**What is asked:** In the records below, replace every occurrence of "barcode-bar" with "barcode-stripe" and reproduce the records with nothing else changed.

[Start of Supplied data]

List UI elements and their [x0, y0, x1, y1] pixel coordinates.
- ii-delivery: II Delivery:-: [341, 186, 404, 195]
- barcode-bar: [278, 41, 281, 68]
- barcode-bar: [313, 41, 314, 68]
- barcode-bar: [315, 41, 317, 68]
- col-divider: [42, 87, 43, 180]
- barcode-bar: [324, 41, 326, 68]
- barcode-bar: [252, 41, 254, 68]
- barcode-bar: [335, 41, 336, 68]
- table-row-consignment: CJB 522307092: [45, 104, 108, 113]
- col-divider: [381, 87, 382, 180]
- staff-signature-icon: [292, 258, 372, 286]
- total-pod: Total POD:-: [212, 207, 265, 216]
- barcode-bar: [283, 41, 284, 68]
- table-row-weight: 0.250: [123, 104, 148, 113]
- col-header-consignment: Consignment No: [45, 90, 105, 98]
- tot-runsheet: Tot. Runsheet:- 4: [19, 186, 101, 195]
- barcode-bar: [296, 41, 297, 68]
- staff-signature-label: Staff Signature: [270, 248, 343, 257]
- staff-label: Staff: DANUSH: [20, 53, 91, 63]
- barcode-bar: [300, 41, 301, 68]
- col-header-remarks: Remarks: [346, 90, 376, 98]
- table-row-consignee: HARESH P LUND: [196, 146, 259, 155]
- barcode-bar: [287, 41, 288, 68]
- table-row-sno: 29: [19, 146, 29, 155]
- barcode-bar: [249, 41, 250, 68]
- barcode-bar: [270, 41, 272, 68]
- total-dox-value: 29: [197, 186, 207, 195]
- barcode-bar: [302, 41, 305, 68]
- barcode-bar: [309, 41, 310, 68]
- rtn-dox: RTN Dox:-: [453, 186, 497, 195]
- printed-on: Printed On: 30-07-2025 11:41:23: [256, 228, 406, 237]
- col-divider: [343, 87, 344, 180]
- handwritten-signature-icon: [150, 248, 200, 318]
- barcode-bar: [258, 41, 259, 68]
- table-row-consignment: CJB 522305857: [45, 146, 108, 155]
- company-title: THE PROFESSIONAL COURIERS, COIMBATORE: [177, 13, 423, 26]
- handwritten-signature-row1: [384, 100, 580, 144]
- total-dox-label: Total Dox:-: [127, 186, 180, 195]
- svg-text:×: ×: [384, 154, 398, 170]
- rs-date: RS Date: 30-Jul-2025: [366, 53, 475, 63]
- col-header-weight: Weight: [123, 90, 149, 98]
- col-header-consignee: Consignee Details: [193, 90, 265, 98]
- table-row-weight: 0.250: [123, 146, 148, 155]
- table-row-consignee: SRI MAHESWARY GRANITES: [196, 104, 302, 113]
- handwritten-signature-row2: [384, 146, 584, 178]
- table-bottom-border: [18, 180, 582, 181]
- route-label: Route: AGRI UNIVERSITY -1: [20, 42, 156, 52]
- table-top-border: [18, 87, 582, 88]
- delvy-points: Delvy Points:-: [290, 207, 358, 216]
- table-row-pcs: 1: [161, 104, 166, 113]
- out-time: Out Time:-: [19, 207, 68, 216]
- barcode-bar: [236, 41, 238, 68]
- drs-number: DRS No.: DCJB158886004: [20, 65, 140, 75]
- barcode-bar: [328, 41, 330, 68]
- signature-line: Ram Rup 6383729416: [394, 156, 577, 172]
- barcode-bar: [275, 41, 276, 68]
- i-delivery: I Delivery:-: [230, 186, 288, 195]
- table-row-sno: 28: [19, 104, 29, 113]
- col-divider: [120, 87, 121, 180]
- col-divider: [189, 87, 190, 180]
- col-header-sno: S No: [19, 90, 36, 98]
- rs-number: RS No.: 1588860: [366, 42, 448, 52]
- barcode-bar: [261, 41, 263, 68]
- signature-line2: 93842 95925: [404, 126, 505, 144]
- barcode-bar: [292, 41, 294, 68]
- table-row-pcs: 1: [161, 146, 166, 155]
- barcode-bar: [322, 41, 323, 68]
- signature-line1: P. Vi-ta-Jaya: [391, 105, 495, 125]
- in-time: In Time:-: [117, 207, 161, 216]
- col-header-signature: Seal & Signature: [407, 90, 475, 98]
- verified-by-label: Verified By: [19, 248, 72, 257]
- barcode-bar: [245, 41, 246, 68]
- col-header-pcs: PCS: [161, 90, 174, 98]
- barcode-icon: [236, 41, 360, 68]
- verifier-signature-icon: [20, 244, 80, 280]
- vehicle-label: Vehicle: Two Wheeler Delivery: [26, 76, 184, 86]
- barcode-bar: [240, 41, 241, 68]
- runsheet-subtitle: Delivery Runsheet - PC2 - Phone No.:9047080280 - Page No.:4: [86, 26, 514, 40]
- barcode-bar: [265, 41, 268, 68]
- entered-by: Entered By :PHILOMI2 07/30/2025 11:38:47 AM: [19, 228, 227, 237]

[End of Supplied data]

**Solution to this exercise:**
List UI elements and their [x0, y0, x1, y1] pixel coordinates.
- ii-delivery: II Delivery:-: [341, 186, 404, 195]
- barcode-stripe: [278, 41, 281, 68]
- barcode-stripe: [313, 41, 314, 68]
- barcode-stripe: [315, 41, 317, 68]
- col-divider: [42, 87, 43, 180]
- barcode-stripe: [324, 41, 326, 68]
- barcode-stripe: [252, 41, 254, 68]
- barcode-stripe: [335, 41, 336, 68]
- table-row-consignment: CJB 522307092: [45, 104, 108, 113]
- col-divider: [381, 87, 382, 180]
- staff-signature-icon: [292, 258, 372, 286]
- total-pod: Total POD:-: [212, 207, 265, 216]
- barcode-stripe: [283, 41, 284, 68]
- table-row-weight: 0.250: [123, 104, 148, 113]
- col-header-consignment: Consignment No: [45, 90, 105, 98]
- tot-runsheet: Tot. Runsheet:- 4: [19, 186, 101, 195]
- barcode-stripe: [296, 41, 297, 68]
- staff-signature-label: Staff Signature: [270, 248, 343, 257]
- staff-label: Staff: DANUSH: [20, 53, 91, 63]
- barcode-stripe: [300, 41, 301, 68]
- col-header-remarks: Remarks: [346, 90, 376, 98]
- table-row-consignee: HARESH P LUND: [196, 146, 259, 155]
- barcode-stripe: [287, 41, 288, 68]
- table-row-sno: 29: [19, 146, 29, 155]
- barcode-stripe: [249, 41, 250, 68]
- barcode-stripe: [270, 41, 272, 68]
- total-dox-value: 29: [197, 186, 207, 195]
- barcode-stripe: [302, 41, 305, 68]
- barcode-stripe: [309, 41, 310, 68]
- rtn-dox: RTN Dox:-: [453, 186, 497, 195]
- printed-on: Printed On: 30-07-2025 11:41:23: [256, 228, 406, 237]
- col-divider: [343, 87, 344, 180]
- handwritten-signature-icon: [150, 248, 200, 318]
- barcode-stripe: [258, 41, 259, 68]
- table-row-consignment: CJB 522305857: [45, 146, 108, 155]
- company-title: THE PROFESSIONAL COURIERS, COIMBATORE: [177, 13, 423, 26]
- handwritten-signature-row1: [384, 100, 580, 144]
- total-dox-label: Total Dox:-: [127, 186, 180, 195]
- svg-text:×: ×: [384, 154, 398, 170]
- rs-date: RS Date: 30-Jul-2025: [366, 53, 475, 63]
- col-header-weight: Weight: [123, 90, 149, 98]
- col-header-consignee: Consignee Details: [193, 90, 265, 98]
- table-row-weight: 0.250: [123, 146, 148, 155]
- table-row-consignee: SRI MAHESWARY GRANITES: [196, 104, 302, 113]
- handwritten-signature-row2: [384, 146, 584, 178]
- table-bottom-border: [18, 180, 582, 181]
- route-label: Route: AGRI UNIVERSITY -1: [20, 42, 156, 52]
- table-top-border: [18, 87, 582, 88]
- delvy-points: Delvy Points:-: [290, 207, 358, 216]
- table-row-pcs: 1: [161, 104, 166, 113]
- out-time: Out Time:-: [19, 207, 68, 216]
- barcode-stripe: [236, 41, 238, 68]
- drs-number: DRS No.: DCJB158886004: [20, 65, 140, 75]
- barcode-stripe: [328, 41, 330, 68]
- signature-line: Ram Rup 6383729416: [394, 156, 577, 172]
- barcode-stripe: [275, 41, 276, 68]
- i-delivery: I Delivery:-: [230, 186, 288, 195]
- table-row-sno: 28: [19, 104, 29, 113]
- col-divider: [120, 87, 121, 180]
- col-divider: [189, 87, 190, 180]
- col-header-sno: S No: [19, 90, 36, 98]
- rs-number: RS No.: 1588860: [366, 42, 448, 52]
- barcode-stripe: [261, 41, 263, 68]
- signature-line2: 93842 95925: [404, 126, 505, 144]
- barcode-stripe: [292, 41, 294, 68]
- table-row-pcs: 1: [161, 146, 166, 155]
- barcode-stripe: [322, 41, 323, 68]
- signature-line1: P. Vi-ta-Jaya: [391, 105, 495, 125]
- in-time: In Time:-: [117, 207, 161, 216]
- col-header-signature: Seal & Signature: [407, 90, 475, 98]
- verified-by-label: Verified By: [19, 248, 72, 257]
- barcode-stripe: [245, 41, 246, 68]
- col-header-pcs: PCS: [161, 90, 174, 98]
- barcode-icon: [236, 41, 360, 68]
- verifier-signature-icon: [20, 244, 80, 280]
- vehicle-label: Vehicle: Two Wheeler Delivery: [26, 76, 184, 86]
- barcode-stripe: [240, 41, 241, 68]
- runsheet-subtitle: Delivery Runsheet - PC2 - Phone No.:9047080280 - Page No.:4: [86, 26, 514, 40]
- barcode-stripe: [265, 41, 268, 68]
- entered-by: Entered By :PHILOMI2 07/30/2025 11:38:47 AM: [19, 228, 227, 237]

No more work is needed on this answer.